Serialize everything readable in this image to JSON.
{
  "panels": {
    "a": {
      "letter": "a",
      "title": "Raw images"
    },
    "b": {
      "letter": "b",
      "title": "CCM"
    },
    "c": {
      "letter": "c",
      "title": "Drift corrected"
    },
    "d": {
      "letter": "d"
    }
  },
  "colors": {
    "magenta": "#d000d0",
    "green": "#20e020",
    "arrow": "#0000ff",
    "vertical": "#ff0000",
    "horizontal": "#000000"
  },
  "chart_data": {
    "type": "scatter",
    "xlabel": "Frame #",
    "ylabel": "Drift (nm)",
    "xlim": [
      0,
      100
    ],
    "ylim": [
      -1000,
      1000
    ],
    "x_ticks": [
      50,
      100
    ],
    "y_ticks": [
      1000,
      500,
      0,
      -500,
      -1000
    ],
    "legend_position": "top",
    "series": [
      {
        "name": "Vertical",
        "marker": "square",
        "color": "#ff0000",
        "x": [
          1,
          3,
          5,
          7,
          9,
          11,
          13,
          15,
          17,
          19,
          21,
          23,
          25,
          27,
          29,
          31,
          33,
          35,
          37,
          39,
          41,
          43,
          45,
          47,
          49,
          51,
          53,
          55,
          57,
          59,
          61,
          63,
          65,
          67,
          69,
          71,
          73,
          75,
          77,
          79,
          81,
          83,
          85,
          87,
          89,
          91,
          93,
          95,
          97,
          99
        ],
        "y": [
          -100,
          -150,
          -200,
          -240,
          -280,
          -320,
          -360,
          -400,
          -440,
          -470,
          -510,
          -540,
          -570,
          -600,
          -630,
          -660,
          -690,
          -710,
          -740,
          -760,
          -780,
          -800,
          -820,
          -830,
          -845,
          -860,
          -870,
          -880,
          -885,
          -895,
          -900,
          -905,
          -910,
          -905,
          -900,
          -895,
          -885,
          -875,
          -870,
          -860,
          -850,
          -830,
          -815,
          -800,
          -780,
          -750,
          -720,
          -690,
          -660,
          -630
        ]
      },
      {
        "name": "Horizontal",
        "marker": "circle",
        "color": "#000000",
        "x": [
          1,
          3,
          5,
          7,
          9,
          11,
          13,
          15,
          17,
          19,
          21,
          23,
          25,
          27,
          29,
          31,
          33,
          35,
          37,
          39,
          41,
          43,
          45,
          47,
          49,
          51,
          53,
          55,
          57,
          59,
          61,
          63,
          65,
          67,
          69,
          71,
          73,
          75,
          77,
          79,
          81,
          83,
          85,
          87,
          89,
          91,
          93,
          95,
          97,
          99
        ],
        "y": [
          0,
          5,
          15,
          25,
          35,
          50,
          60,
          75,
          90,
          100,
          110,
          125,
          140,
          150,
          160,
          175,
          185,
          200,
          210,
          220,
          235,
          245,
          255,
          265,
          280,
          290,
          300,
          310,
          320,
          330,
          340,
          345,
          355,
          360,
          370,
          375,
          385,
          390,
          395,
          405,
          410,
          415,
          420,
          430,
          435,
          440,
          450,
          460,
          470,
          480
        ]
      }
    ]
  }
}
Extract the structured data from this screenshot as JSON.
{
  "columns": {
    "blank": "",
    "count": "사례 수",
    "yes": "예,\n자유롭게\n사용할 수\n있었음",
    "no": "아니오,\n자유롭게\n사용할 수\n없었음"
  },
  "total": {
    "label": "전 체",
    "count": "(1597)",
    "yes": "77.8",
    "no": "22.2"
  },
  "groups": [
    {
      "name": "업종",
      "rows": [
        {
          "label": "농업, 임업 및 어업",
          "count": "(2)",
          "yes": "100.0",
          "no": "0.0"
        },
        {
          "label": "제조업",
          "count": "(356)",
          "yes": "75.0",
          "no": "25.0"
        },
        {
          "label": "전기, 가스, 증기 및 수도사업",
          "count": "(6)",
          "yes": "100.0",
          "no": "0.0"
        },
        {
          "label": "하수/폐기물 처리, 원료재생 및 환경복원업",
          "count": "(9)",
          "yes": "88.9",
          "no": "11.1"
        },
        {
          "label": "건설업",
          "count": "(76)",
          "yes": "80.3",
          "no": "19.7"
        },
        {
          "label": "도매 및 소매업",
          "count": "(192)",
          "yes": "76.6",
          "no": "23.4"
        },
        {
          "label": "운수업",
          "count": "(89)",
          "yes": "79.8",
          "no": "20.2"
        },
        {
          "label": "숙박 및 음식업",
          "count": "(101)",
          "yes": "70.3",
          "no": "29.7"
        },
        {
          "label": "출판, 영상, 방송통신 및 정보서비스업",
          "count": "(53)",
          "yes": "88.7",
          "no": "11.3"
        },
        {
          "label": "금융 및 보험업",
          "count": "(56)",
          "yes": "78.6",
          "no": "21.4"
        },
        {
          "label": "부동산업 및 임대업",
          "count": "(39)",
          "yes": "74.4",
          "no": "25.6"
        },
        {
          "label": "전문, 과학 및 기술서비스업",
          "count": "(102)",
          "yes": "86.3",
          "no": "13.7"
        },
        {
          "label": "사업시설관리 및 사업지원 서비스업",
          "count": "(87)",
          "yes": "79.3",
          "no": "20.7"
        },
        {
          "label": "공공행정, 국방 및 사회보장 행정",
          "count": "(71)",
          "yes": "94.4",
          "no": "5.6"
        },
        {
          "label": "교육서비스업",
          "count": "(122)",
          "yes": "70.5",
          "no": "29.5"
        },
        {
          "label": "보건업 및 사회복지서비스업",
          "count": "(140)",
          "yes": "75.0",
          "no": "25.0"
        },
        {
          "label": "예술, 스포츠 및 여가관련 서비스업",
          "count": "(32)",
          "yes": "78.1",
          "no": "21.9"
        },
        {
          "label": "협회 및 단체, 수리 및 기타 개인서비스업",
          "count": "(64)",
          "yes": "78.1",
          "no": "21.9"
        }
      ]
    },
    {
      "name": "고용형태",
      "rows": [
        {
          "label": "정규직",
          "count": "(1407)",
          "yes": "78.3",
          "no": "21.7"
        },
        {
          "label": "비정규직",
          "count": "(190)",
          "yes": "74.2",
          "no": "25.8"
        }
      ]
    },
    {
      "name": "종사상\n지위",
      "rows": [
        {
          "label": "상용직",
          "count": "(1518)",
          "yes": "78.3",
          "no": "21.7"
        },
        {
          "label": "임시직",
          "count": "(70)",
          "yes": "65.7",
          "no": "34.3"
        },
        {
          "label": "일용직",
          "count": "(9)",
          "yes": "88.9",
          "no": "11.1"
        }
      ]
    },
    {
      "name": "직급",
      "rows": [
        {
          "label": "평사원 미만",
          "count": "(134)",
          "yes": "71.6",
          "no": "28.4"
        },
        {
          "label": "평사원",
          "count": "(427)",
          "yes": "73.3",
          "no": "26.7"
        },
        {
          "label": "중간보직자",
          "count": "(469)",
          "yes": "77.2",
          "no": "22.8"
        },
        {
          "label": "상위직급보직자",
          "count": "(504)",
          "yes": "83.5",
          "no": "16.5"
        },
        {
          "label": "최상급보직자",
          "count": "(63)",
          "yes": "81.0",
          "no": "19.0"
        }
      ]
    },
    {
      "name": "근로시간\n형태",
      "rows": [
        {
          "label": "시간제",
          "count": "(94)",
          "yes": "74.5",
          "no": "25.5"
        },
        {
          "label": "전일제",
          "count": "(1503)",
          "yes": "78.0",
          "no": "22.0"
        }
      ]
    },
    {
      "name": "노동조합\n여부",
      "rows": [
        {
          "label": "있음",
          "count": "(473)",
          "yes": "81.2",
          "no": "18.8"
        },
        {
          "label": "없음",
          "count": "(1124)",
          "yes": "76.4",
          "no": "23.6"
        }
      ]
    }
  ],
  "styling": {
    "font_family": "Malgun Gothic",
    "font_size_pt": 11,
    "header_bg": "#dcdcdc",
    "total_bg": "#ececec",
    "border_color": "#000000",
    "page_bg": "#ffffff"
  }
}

## AIM OF THE EXERCISE
From the data, list each line in which the string "n자유롭게" appears.

## EXERCISE SOLUTION
    "yes": "예,\n자유롭게\n사용할 수\n있었음",
    "no": "아니오,\n자유롭게\n사용할 수\n없었음"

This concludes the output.